▶ Tasks to complete
1. How many insertions and deletions does the commit diff report?
2. Retype the stretch of the commit diff from "Also, learning the" through "circuits etc.".

▶ Selected extract
——————————

Improve 238-hs-relay-stats.txt.

Add more information about obfuscation, and better format for
extra-info.

1 files changed, 101 insertions, 65 deletions

diff --git a/proposals/238-hs-relay-stats.txt b/proposals/238-hs-relay-stats.txt
index bcadd52..e7bf184 100644
--- a/proposals/238-hs-relay-stats.txt
+++ b/proposals/238-hs-relay-stats.txt
@@ -23,7 +23,7 @@ Status: Draft
    network traffic or 90% of the Tor network traffic. This info can
    also help us during load balancing, for example if we change the
    path building of hidden services to mitigate guard discovery
-   attacks [0].
+   attacks [GUARD-DISCOVERY].
 
    Also, learning the number of hidden services, can give us an
    understanding of how widespread hidden services are. It will also
@@ -31,9 +31,10 @@ Status: Draft
    network by hidden service logistics, like introduction point
    circuits etc.

——————————

(Items from a dataset)
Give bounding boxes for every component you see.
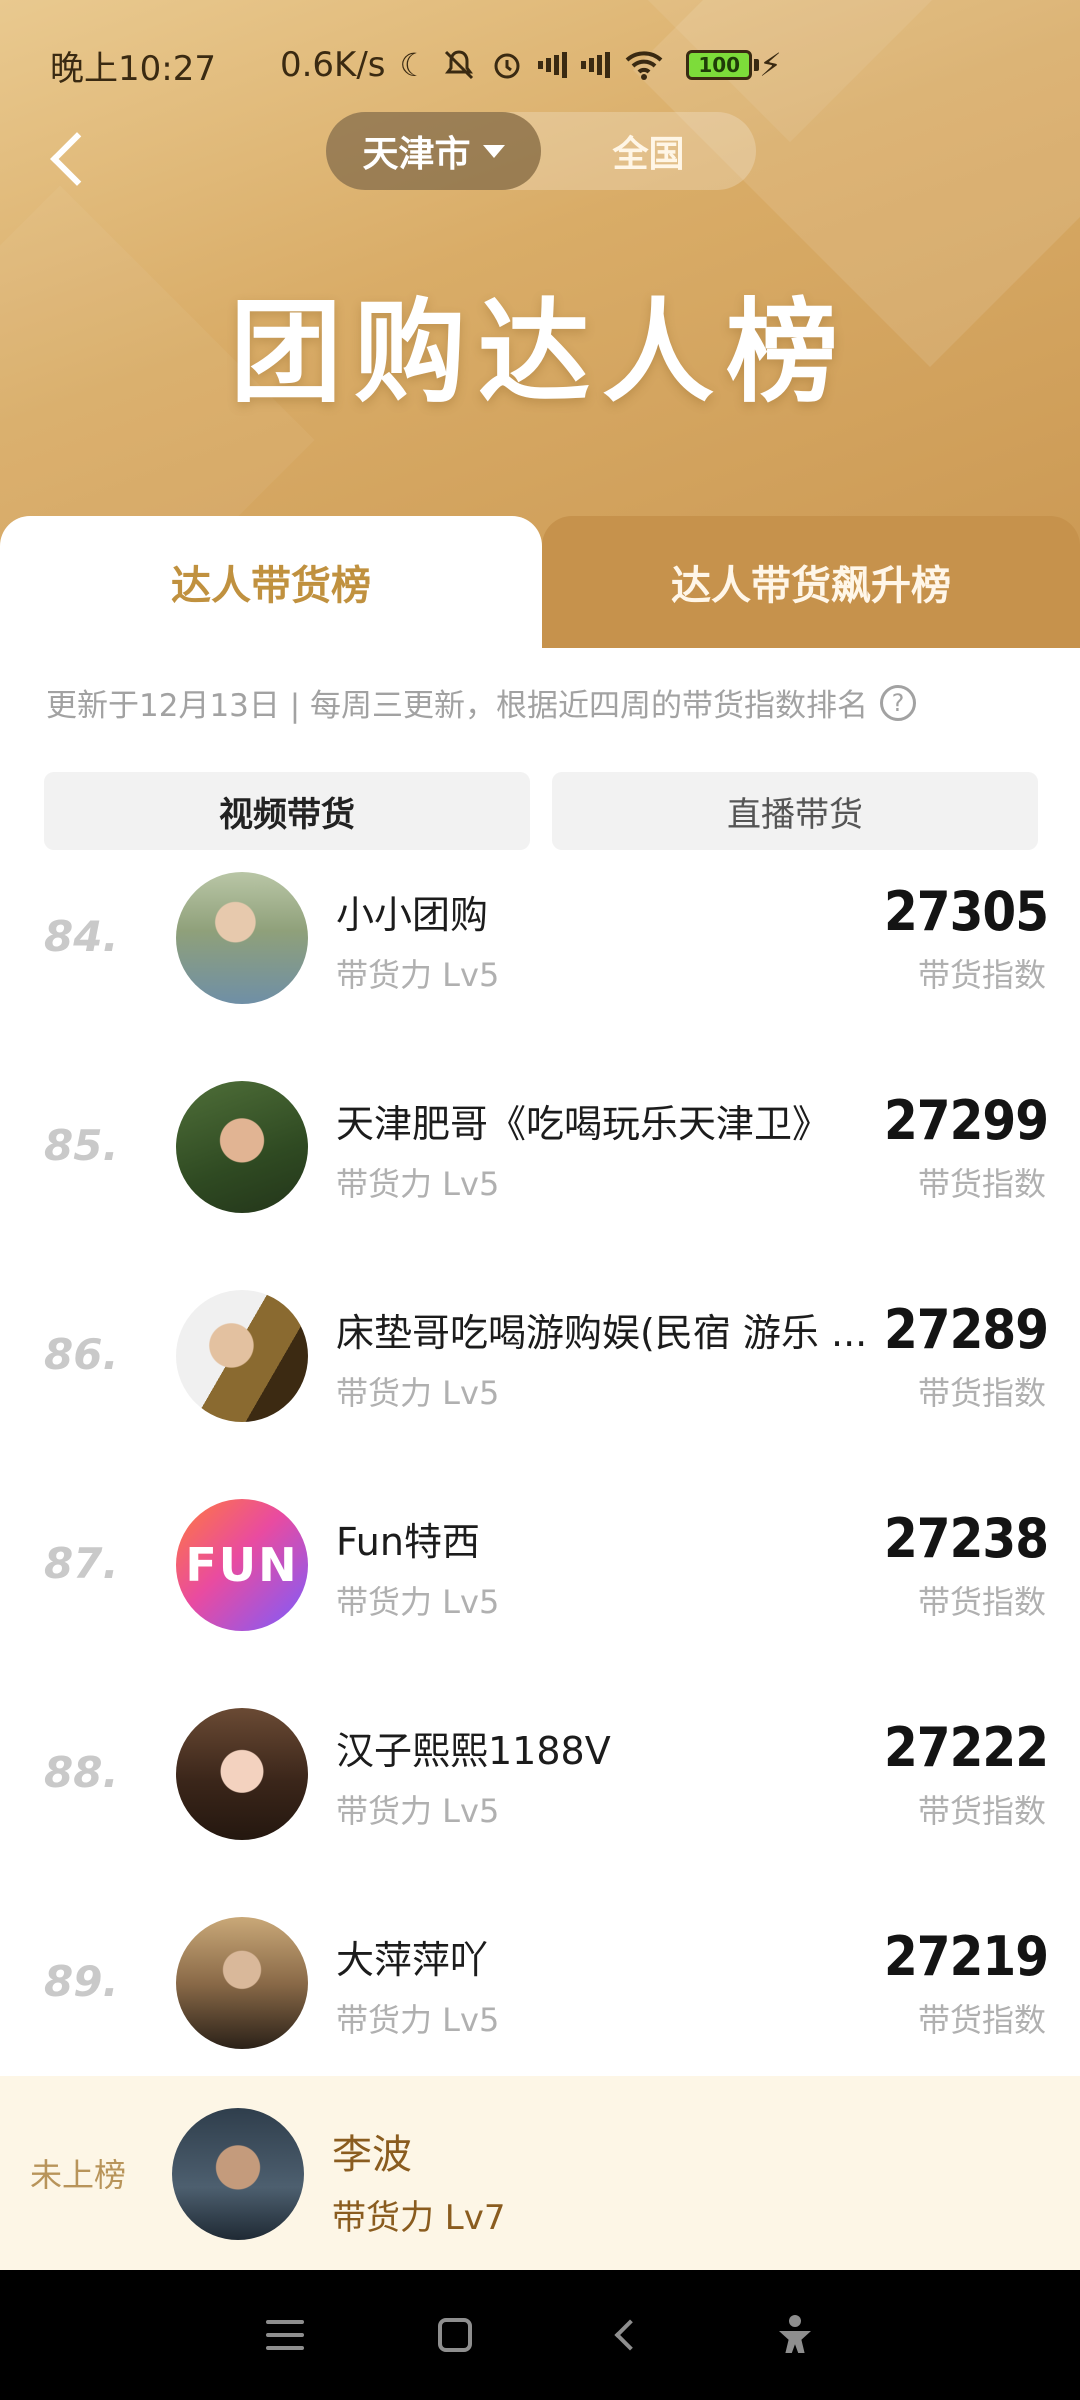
- sales-index-value: 27299: [883, 1089, 1049, 1152]
- hd-signal-icon: [581, 51, 611, 79]
- battery-icon: 100: [686, 50, 760, 80]
- tab-sales[interactable]: 达人带货榜: [0, 516, 542, 648]
- my-ranking-row[interactable]: 未上榜 李波 带货力 Lv7: [0, 2076, 1080, 2270]
- battery-level: 100: [686, 50, 753, 80]
- hd-signal-icon: [538, 51, 568, 79]
- accessibility-button[interactable]: [765, 2305, 825, 2365]
- page: 晚上10:27 0.6K/s ☾ 100 ⚡ 天津市 全国 团购达人榜 达人带货…: [0, 0, 1080, 2400]
- subtab-live[interactable]: 直播带货: [552, 772, 1038, 850]
- region-city-dropdown[interactable]: 天津市: [326, 112, 541, 190]
- list-item[interactable]: 86. 床垫哥吃喝游购娱(民宿 游乐 ... 带货力 Lv5 27289 带货指…: [0, 1278, 1080, 1487]
- subtab-live-label: 直播带货: [727, 794, 863, 835]
- list-item[interactable]: 85. 天津肥哥《吃喝玩乐天津卫》 带货力 Lv5 27299 带货指数: [0, 1069, 1080, 1278]
- region-city-label: 天津市: [362, 134, 471, 175]
- creator-level: 带货力 Lv5: [336, 1583, 500, 1621]
- sales-index-value: 27305: [883, 880, 1049, 943]
- status-network-speed: 0.6K/s: [279, 45, 386, 85]
- creator-name: 大萍萍吖: [336, 1938, 489, 1982]
- creator-name: Fun特西: [336, 1520, 480, 1564]
- creator-level: 带货力 Lv5: [336, 1165, 500, 1203]
- alarm-icon: [490, 48, 524, 82]
- help-icon[interactable]: ?: [880, 684, 917, 721]
- charging-icon: ⚡: [759, 46, 782, 84]
- region-switch: 天津市 全国: [326, 112, 756, 190]
- avatar[interactable]: [176, 1290, 308, 1422]
- creator-name: 天津肥哥《吃喝玩乐天津卫》: [336, 1102, 831, 1146]
- mute-icon: [442, 48, 476, 82]
- tab-sales-label: 达人带货榜: [171, 563, 371, 609]
- menu-icon: [266, 2320, 304, 2350]
- region-national-label: 全国: [612, 134, 685, 175]
- update-text: 更新于12月13日 | 每周三更新，根据近四周的带货指数排名: [46, 688, 869, 724]
- sub-tabs: 视频带货 直播带货: [44, 772, 1038, 850]
- tab-rising[interactable]: 达人带货飙升榜: [542, 516, 1080, 648]
- back-button[interactable]: [48, 130, 88, 190]
- accessibility-icon: [775, 2315, 815, 2355]
- page-title: 团购达人榜: [230, 288, 850, 418]
- ranking-tabs: 达人带货飙升榜 达人带货榜: [0, 516, 1080, 648]
- nav-back-button[interactable]: [595, 2305, 655, 2365]
- avatar[interactable]: [176, 1081, 308, 1213]
- region-national-option[interactable]: 全国: [541, 112, 756, 190]
- rank-number: 88.: [44, 1748, 119, 1797]
- sales-index-label: 带货指数: [917, 1165, 1046, 1203]
- creator-name: 小小团购: [336, 893, 489, 937]
- sales-index-label: 带货指数: [917, 2001, 1046, 2039]
- avatar[interactable]: [176, 1708, 308, 1840]
- creator-name: 汉子熙熙1188V: [336, 1729, 611, 1773]
- moon-icon: ☾: [399, 46, 429, 84]
- sales-index-value: 27238: [883, 1507, 1049, 1570]
- avatar-logo-text: FUN: [185, 1538, 299, 1592]
- status-time: 晚上10:27: [50, 48, 216, 89]
- wifi-icon: [624, 49, 664, 81]
- sales-index-value: 27219: [883, 1925, 1049, 1988]
- update-info: 更新于12月13日 | 每周三更新，根据近四周的带货指数排名 ?: [46, 680, 1040, 725]
- list-item[interactable]: 88. 汉子熙熙1188V 带货力 Lv5 27222 带货指数: [0, 1696, 1080, 1905]
- creator-level: 带货力 Lv5: [336, 1374, 500, 1412]
- rank-number: 87.: [44, 1539, 119, 1588]
- rank-number: 89.: [44, 1957, 119, 2006]
- home-button[interactable]: [425, 2305, 485, 2365]
- avatar[interactable]: [176, 872, 308, 1004]
- creator-level: 带货力 Lv5: [336, 2001, 500, 2039]
- avatar[interactable]: FUN: [176, 1499, 308, 1631]
- my-level: 带货力 Lv7: [332, 2198, 506, 2238]
- header: 晚上10:27 0.6K/s ☾ 100 ⚡ 天津市 全国 团购达人榜: [0, 0, 1080, 560]
- creator-level: 带货力 Lv5: [336, 956, 500, 994]
- rank-number: 86.: [44, 1330, 119, 1379]
- subtab-video[interactable]: 视频带货: [44, 772, 530, 850]
- avatar[interactable]: [172, 2108, 304, 2240]
- ranking-list: 84. 小小团购 带货力 Lv5 27305 带货指数 85. 天津肥哥《吃喝玩…: [0, 860, 1080, 2114]
- list-item[interactable]: 87. FUN Fun特西 带货力 Lv5 27238 带货指数: [0, 1487, 1080, 1696]
- system-nav-bar: [0, 2270, 1080, 2400]
- sales-index-value: 27289: [883, 1298, 1049, 1361]
- tab-rising-label: 达人带货飙升榜: [671, 563, 951, 609]
- sales-index-label: 带货指数: [917, 1583, 1046, 1621]
- my-name: 李波: [332, 2132, 412, 2178]
- subtab-video-label: 视频带货: [219, 794, 355, 835]
- creator-level: 带货力 Lv5: [336, 1792, 500, 1830]
- caret-down-icon: [482, 144, 505, 158]
- rank-number: 85.: [44, 1121, 119, 1170]
- creator-name: 床垫哥吃喝游购娱(民宿 游乐 ...: [336, 1311, 868, 1355]
- avatar[interactable]: [176, 1917, 308, 2049]
- status-bar: 晚上10:27 0.6K/s ☾ 100 ⚡: [50, 40, 1040, 90]
- list-item[interactable]: 84. 小小团购 带货力 Lv5 27305 带货指数: [0, 860, 1080, 1069]
- rank-number: 84.: [44, 912, 119, 961]
- home-icon: [438, 2318, 472, 2352]
- sales-index-label: 带货指数: [917, 1374, 1046, 1412]
- menu-button[interactable]: [255, 2305, 315, 2365]
- sales-index-value: 27222: [883, 1716, 1049, 1779]
- sales-index-label: 带货指数: [917, 956, 1046, 994]
- sales-index-label: 带货指数: [917, 1792, 1046, 1830]
- unranked-label: 未上榜: [30, 2156, 127, 2194]
- back-icon: [614, 2319, 646, 2351]
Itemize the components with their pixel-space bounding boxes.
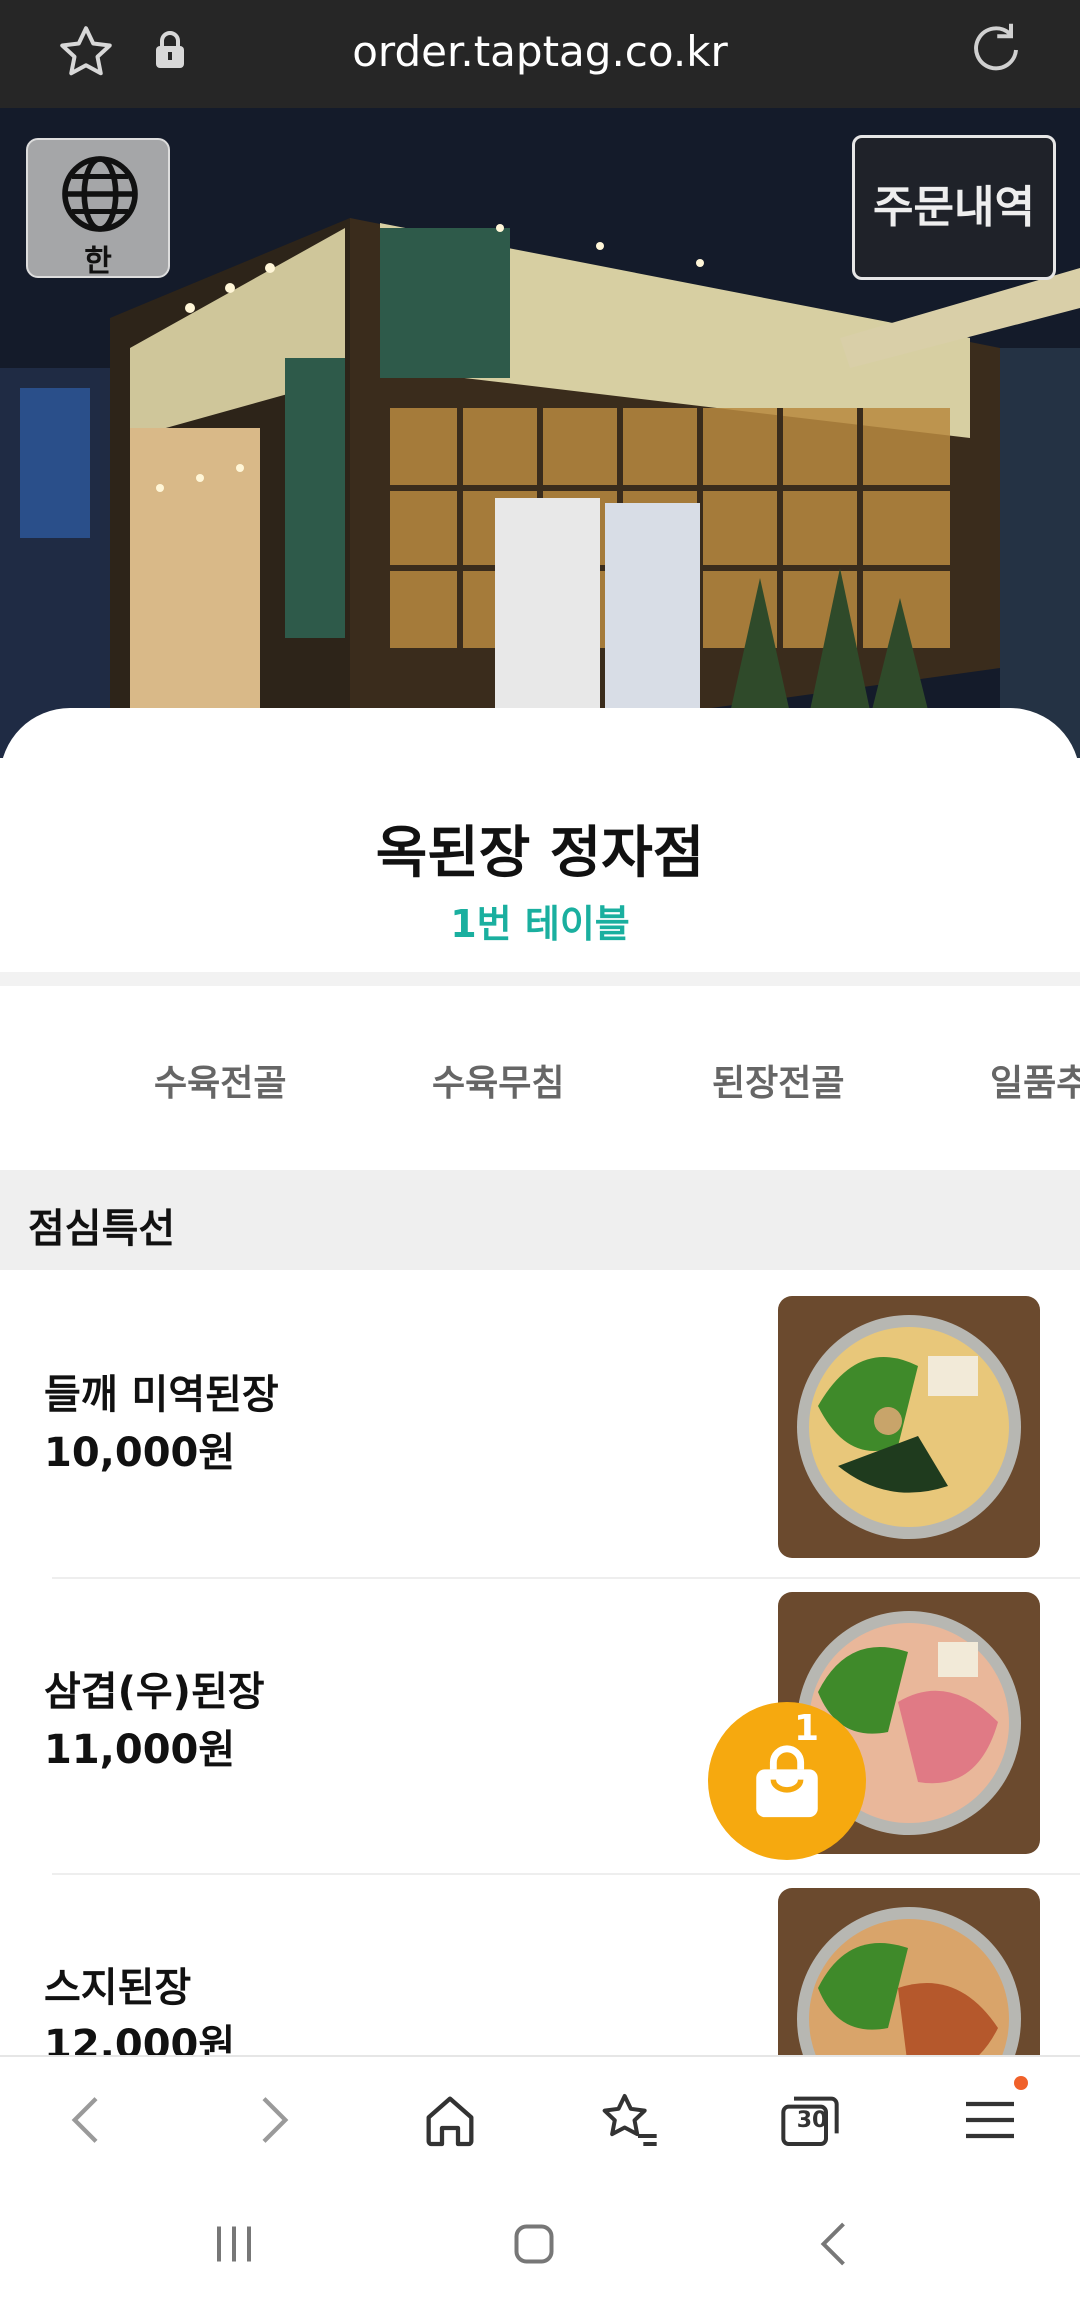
tab-category[interactable]: 된장전골 xyxy=(712,1054,844,1106)
shopping-bag-icon xyxy=(756,1745,818,1818)
home-nav-icon[interactable] xyxy=(504,2214,564,2274)
tab-category[interactable]: 일품추 xyxy=(990,1054,1080,1106)
browser-toolbar xyxy=(0,2055,1080,2185)
store-name: 옥된장 정자점 xyxy=(375,821,705,886)
back-icon[interactable] xyxy=(56,2088,120,2152)
forward-icon[interactable] xyxy=(240,2088,304,2152)
menu-item-price: 11,000원 xyxy=(44,1727,236,1773)
menu-item-price: 10,000원 xyxy=(44,1430,236,1476)
section-title: 점심특선 xyxy=(28,1206,176,1252)
back-nav-icon[interactable] xyxy=(806,2214,866,2274)
order-history-button[interactable]: 주문내역 xyxy=(852,135,1056,280)
menu-item-image[interactable] xyxy=(778,1296,1040,1558)
table-number: 1번 테이블 xyxy=(450,902,630,946)
language-label: 한 xyxy=(84,244,112,279)
bookmarks-icon[interactable] xyxy=(598,2088,662,2152)
menu-item-name[interactable]: 들깨 미역된장 xyxy=(44,1362,279,1420)
divider xyxy=(0,972,1080,986)
notification-dot xyxy=(1014,2076,1028,2090)
menu-item-image[interactable] xyxy=(778,1888,1040,2055)
menu-item-name[interactable]: 스지된장 xyxy=(44,1955,191,2013)
url-text[interactable]: order.taptag.co.kr xyxy=(0,22,1080,82)
section-header: 점심특선 xyxy=(0,1170,1080,1270)
divider xyxy=(52,1577,1080,1579)
home-icon[interactable] xyxy=(418,2088,482,2152)
menu-icon[interactable] xyxy=(958,2088,1022,2152)
divider xyxy=(52,1873,1080,1875)
reload-icon[interactable] xyxy=(966,20,1026,80)
menu-item-name[interactable]: 삼겹(우)된장 xyxy=(44,1659,265,1717)
cart-button[interactable]: 1 xyxy=(708,1702,866,1860)
tabs-count: 30 xyxy=(796,2108,828,2133)
language-button[interactable]: 한 xyxy=(26,138,170,279)
tab-category[interactable]: 수육무침 xyxy=(432,1054,564,1106)
recent-apps-icon[interactable] xyxy=(204,2214,264,2274)
tab-category[interactable]: 수육전골 xyxy=(154,1054,286,1106)
globe-icon xyxy=(62,156,138,232)
browser-url-bar: order.taptag.co.kr xyxy=(0,0,1080,108)
cart-count-badge: 1 xyxy=(794,1708,820,1749)
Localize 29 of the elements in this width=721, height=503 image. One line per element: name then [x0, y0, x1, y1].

——————————

▶ Responses
1. 101 insertions and 65 deletions.

2.
Also, learning the number of hidden services, can give us an
    understanding of how widespread hidden services are. It will also
@@ -31,9 +31,10 @@ Status: Draft
    network by hidden service logistics, like introduction point
    circuits etc.